Report every line of the records below that includes the string "Daily".

Exercise data >>
================================
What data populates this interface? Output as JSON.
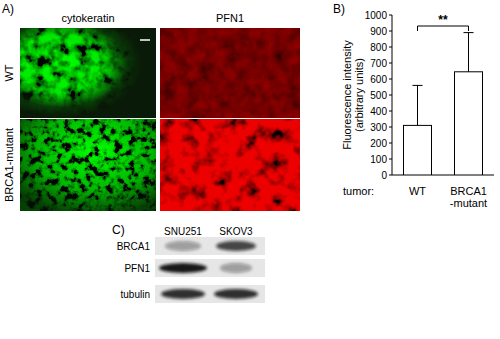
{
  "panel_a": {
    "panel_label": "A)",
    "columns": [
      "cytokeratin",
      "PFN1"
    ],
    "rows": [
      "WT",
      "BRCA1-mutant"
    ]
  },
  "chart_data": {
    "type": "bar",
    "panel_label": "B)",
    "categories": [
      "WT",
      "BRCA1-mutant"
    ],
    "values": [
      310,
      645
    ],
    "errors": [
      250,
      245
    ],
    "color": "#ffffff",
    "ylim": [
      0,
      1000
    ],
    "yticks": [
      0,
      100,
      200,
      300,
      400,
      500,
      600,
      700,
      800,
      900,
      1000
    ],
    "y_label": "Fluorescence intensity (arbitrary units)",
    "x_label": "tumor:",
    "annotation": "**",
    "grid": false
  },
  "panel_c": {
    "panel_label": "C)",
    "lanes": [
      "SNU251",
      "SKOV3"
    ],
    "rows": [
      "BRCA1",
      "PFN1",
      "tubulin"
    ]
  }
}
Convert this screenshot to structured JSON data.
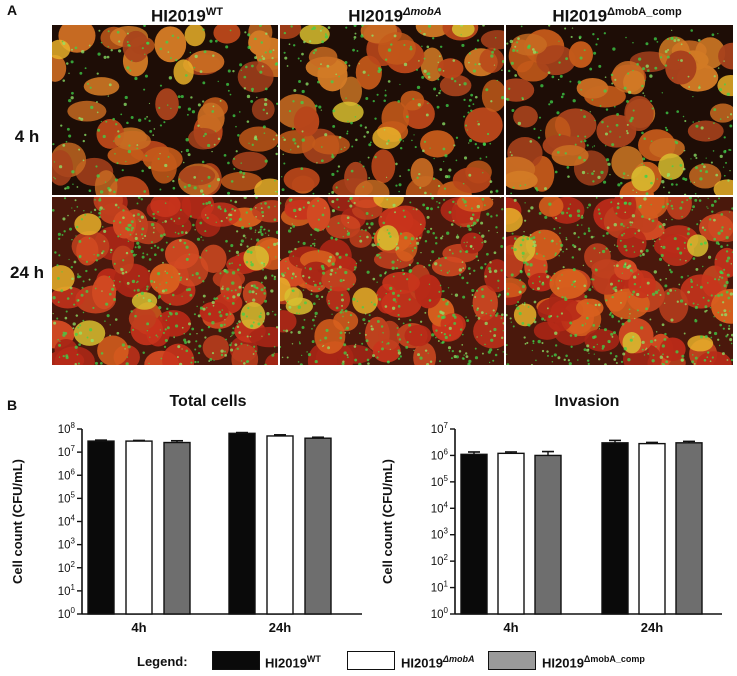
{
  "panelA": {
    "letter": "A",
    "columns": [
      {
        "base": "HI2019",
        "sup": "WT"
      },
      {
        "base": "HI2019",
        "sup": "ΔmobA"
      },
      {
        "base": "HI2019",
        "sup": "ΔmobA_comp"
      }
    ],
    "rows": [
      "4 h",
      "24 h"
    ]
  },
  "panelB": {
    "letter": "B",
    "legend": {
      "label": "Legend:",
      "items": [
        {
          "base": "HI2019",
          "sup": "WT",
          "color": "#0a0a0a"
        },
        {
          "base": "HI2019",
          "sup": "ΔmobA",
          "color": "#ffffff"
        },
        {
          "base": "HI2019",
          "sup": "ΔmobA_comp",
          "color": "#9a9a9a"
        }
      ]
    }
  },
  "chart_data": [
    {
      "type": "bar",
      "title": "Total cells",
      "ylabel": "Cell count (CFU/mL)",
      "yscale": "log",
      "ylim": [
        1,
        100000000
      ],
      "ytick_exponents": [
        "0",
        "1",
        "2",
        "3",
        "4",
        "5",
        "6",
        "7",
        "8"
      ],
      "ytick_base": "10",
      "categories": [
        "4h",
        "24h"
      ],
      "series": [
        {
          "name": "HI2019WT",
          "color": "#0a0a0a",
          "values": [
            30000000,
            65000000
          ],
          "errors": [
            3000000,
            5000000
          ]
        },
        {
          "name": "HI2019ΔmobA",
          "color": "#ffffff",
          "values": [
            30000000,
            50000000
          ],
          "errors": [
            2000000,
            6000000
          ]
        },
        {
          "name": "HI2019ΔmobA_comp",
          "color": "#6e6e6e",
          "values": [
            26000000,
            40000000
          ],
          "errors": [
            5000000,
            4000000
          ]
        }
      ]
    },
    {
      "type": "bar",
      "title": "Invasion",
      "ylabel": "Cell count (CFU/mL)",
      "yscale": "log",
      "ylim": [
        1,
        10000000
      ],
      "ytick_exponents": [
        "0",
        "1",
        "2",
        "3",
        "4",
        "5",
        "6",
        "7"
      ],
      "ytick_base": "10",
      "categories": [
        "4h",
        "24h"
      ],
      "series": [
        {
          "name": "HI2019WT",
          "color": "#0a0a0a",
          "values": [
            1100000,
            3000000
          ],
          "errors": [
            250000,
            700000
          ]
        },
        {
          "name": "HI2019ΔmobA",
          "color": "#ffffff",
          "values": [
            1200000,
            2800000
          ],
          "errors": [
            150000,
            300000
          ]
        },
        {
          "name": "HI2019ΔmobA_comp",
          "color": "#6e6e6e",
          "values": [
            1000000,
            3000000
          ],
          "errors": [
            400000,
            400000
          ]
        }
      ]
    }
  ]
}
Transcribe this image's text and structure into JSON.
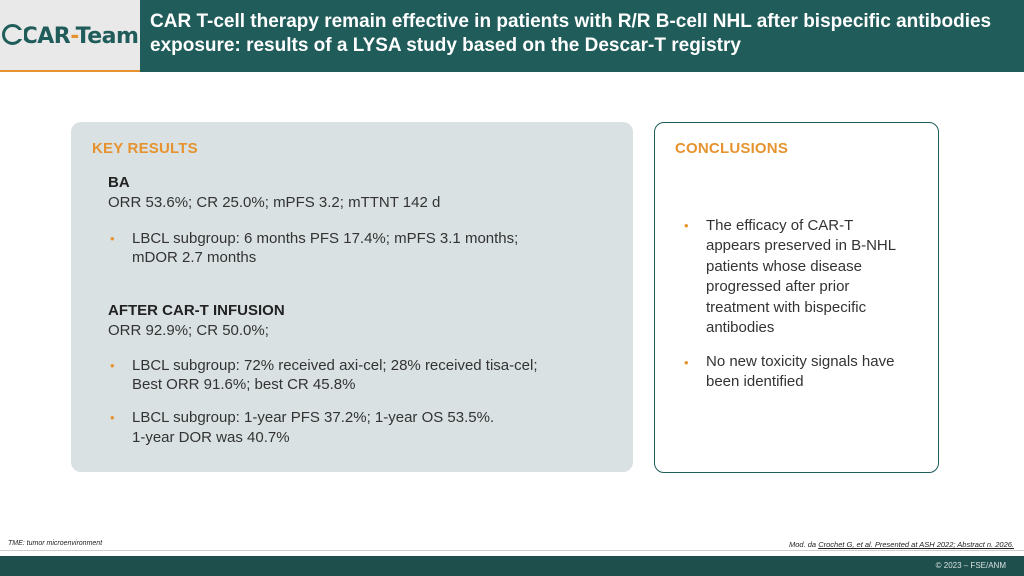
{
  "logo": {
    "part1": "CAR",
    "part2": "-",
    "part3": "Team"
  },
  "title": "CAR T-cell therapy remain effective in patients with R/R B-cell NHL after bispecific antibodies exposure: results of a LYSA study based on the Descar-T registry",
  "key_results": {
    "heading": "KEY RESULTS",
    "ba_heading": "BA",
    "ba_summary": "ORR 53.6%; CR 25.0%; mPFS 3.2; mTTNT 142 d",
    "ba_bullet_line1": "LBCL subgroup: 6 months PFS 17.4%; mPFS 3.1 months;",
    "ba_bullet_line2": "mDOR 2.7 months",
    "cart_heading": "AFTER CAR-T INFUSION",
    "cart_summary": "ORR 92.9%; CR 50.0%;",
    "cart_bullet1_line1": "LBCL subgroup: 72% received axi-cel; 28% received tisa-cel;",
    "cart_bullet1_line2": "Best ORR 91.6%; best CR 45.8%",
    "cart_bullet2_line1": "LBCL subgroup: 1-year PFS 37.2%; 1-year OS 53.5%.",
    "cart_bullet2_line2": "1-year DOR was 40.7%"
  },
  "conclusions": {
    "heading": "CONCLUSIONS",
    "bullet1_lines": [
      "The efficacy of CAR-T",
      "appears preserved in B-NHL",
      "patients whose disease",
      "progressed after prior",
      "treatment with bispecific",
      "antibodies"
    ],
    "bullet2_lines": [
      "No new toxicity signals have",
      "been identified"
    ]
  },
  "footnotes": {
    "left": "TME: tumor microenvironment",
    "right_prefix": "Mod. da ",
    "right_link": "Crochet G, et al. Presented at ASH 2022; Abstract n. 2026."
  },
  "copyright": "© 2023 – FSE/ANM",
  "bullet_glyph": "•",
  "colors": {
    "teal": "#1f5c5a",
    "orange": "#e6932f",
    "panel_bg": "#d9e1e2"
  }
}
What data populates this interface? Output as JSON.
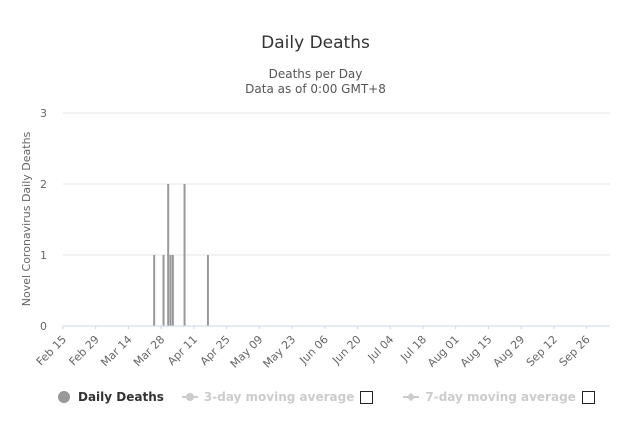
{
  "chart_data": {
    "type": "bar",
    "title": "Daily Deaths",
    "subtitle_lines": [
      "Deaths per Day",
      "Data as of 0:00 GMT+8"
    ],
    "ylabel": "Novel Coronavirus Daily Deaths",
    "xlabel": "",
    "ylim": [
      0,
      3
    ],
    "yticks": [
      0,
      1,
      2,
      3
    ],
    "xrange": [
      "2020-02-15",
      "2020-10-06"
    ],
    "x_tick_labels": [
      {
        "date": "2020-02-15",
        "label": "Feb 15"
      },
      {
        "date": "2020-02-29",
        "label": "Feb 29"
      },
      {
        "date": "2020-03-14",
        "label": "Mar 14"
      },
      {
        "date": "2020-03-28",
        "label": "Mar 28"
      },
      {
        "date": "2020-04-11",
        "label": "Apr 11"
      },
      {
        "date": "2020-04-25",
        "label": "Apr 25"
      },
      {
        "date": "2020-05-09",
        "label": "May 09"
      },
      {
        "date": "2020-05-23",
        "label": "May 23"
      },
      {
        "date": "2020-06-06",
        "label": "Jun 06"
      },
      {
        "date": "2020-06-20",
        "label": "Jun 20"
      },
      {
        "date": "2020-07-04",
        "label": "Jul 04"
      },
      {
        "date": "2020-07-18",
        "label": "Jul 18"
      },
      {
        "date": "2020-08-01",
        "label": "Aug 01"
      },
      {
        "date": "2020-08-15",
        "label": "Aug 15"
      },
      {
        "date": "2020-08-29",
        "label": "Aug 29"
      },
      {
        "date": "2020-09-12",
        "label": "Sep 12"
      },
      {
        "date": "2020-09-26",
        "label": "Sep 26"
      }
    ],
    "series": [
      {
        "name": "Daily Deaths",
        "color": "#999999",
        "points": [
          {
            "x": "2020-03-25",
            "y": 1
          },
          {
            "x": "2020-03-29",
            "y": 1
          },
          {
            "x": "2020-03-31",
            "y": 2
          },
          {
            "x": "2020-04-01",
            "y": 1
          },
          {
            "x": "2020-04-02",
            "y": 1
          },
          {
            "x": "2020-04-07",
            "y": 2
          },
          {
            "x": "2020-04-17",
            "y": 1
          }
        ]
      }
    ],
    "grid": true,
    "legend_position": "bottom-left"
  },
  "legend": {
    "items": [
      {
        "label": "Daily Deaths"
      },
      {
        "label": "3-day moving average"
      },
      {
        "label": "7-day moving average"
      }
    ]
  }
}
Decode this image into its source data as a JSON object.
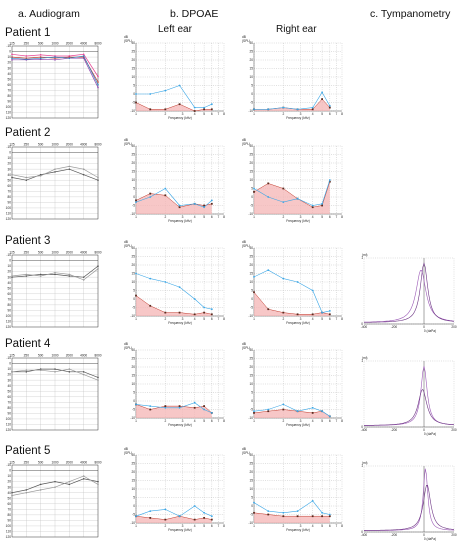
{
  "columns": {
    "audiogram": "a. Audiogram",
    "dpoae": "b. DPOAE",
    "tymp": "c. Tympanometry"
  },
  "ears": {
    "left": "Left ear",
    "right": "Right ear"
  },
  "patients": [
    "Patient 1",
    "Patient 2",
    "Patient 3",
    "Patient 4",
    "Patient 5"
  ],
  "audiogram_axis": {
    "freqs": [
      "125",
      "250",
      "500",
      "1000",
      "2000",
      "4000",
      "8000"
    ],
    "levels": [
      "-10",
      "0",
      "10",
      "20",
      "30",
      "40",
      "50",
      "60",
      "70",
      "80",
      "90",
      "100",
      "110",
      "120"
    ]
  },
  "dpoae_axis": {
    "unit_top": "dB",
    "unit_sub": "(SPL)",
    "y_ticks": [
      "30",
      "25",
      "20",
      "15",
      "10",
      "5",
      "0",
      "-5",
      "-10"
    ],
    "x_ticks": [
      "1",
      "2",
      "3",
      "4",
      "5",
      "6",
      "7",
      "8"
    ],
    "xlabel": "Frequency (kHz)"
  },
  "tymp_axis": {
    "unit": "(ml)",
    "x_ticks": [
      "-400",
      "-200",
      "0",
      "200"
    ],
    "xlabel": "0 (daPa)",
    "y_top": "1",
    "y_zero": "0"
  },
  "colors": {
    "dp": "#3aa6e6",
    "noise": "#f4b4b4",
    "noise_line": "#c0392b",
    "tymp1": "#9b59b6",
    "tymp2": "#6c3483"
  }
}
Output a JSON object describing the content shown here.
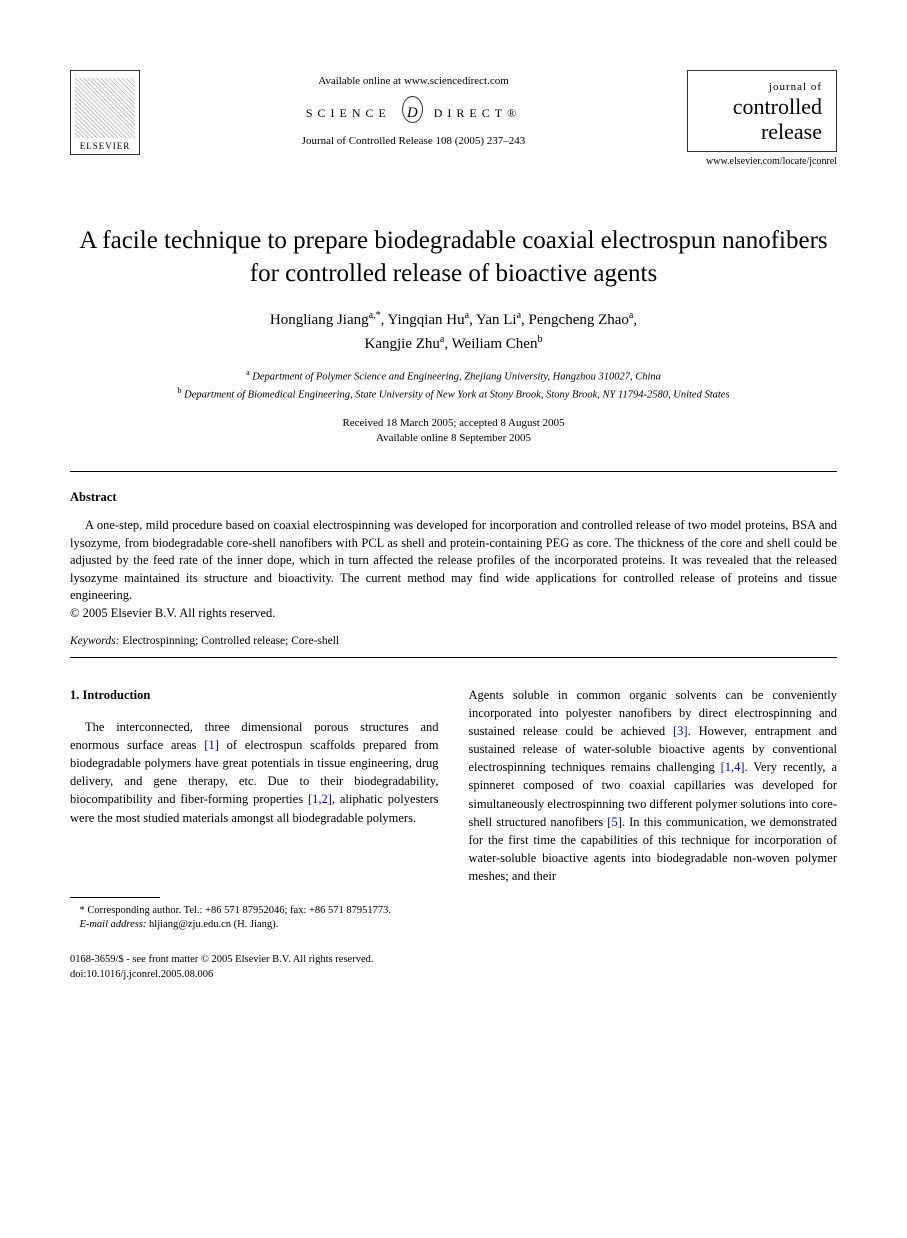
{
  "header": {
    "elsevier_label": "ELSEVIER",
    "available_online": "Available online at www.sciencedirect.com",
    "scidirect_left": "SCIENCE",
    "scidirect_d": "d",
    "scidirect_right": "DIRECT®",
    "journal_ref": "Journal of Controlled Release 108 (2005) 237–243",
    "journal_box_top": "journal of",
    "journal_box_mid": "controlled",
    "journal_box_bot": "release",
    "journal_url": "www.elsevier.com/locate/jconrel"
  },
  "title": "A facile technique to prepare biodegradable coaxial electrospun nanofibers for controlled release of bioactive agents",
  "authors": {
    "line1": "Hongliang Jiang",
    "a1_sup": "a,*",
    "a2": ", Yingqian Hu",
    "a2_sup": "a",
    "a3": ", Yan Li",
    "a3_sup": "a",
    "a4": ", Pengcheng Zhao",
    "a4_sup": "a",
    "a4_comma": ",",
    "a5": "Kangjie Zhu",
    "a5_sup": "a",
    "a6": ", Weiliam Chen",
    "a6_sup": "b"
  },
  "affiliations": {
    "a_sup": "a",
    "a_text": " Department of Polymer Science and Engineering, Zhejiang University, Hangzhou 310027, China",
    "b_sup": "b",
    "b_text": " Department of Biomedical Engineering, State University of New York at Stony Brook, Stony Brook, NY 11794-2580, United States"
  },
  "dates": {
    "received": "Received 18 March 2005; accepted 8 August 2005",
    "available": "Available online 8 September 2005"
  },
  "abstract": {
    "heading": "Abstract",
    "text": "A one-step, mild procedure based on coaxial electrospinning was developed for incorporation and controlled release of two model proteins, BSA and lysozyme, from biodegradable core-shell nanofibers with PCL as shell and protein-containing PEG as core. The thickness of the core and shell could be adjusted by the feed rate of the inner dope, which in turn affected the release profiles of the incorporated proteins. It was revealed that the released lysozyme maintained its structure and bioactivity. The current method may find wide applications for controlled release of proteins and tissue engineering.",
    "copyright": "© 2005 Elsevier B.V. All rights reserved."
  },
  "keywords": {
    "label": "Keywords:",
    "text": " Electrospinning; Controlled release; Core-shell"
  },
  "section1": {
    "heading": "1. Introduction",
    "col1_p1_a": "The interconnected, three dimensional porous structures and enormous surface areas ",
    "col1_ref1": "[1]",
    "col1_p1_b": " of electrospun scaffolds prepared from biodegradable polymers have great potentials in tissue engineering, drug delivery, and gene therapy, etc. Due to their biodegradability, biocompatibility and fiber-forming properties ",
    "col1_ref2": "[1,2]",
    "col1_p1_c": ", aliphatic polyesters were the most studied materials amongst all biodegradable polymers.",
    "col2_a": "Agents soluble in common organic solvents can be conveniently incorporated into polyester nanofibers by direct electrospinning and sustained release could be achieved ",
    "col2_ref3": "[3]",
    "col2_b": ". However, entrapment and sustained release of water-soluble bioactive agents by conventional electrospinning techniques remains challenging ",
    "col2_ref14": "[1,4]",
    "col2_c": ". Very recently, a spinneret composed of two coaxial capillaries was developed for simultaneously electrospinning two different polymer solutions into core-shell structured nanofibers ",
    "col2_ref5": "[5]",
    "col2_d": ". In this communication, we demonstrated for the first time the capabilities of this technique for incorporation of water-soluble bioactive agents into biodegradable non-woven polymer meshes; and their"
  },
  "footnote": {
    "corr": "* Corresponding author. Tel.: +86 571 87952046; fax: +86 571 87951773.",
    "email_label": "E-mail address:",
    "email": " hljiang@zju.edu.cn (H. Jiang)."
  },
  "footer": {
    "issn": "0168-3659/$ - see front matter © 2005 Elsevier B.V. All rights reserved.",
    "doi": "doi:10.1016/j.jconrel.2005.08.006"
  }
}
================================
Result of the task >>
    "title": "Daily Deaths",
    "ylabel": "Novel Coronavirus Daily Deaths",
        "name": "Daily Deaths",
        "label": "Daily Deaths"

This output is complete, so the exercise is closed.